» Aim of the exercise
Return a copy of each line that holds the string "opposite".

» Excerpts from a figure dataset

__________

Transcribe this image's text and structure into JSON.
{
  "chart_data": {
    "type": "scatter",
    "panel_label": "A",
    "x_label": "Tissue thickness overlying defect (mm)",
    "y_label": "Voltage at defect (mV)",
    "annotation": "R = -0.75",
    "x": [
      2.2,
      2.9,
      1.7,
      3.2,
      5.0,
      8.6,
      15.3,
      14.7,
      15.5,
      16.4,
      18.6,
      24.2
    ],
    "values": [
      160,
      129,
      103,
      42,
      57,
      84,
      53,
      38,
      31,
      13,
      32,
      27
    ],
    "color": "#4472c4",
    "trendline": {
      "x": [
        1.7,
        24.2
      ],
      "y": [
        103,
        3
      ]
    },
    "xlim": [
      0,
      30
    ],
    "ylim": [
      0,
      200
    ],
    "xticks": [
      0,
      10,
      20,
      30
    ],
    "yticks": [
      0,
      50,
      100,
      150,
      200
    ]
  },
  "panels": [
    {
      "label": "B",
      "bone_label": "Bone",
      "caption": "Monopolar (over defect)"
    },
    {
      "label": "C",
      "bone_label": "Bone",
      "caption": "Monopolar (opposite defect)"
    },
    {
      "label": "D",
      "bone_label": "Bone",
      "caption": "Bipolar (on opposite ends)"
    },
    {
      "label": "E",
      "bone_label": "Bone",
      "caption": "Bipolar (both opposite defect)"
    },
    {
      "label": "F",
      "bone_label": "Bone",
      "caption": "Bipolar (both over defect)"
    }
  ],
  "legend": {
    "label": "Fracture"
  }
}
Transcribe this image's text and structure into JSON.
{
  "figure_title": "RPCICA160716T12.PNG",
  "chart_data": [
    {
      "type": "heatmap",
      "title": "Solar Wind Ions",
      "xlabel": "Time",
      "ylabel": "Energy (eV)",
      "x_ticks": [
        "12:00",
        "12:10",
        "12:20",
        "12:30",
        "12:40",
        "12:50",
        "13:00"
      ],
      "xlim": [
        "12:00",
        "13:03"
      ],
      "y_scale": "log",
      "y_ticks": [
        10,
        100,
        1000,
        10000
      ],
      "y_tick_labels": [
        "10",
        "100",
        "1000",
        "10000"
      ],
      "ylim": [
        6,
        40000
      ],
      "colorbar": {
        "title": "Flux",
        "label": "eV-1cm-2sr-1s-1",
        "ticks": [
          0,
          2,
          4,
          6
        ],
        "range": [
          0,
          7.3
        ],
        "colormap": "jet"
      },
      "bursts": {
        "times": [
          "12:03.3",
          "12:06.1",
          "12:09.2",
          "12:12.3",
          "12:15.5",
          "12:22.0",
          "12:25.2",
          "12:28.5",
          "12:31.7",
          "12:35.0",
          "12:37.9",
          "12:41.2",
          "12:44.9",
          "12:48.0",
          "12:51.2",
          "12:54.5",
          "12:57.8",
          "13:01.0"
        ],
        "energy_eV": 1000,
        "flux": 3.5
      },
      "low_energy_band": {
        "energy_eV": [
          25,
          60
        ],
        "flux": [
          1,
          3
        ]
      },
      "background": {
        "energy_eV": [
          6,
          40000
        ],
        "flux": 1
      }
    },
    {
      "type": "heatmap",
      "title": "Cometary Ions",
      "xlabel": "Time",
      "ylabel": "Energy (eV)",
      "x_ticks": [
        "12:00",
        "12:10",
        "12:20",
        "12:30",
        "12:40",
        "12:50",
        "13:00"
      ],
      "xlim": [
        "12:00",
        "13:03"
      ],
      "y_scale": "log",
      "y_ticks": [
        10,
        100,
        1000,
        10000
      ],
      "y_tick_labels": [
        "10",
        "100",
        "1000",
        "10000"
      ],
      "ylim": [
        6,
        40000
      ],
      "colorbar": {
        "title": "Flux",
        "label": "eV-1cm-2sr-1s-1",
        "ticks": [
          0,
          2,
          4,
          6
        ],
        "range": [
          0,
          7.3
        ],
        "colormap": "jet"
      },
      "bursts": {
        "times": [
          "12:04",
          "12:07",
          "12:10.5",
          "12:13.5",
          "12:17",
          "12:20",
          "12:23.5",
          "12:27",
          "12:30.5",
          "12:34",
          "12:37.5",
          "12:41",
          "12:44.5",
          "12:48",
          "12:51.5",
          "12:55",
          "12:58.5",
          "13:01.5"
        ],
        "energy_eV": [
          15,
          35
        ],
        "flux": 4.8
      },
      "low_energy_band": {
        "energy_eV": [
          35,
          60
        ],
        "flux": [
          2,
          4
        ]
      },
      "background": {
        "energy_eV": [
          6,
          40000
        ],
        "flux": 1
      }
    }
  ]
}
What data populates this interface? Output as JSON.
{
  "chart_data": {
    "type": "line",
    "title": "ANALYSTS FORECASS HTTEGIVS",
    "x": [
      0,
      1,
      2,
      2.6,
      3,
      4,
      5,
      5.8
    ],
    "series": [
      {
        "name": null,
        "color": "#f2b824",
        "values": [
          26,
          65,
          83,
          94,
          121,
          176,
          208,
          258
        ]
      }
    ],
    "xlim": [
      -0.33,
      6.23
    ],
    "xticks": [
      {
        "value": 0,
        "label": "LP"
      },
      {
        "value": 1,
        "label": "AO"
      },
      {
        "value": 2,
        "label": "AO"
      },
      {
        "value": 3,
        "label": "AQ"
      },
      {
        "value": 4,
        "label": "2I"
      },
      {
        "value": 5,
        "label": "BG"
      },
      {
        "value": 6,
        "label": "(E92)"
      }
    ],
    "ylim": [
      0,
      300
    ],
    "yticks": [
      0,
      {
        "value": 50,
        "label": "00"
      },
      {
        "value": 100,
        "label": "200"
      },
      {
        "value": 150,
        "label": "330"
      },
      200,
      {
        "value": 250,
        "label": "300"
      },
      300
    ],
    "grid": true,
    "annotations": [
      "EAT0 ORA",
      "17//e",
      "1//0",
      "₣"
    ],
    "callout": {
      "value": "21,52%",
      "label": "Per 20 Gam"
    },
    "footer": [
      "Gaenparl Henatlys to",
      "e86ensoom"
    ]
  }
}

__________

» In response
      "caption": "Monopolar (opposite defect)"
      "caption": "Bipolar (on opposite ends)"
      "caption": "Bipolar (both opposite defect)"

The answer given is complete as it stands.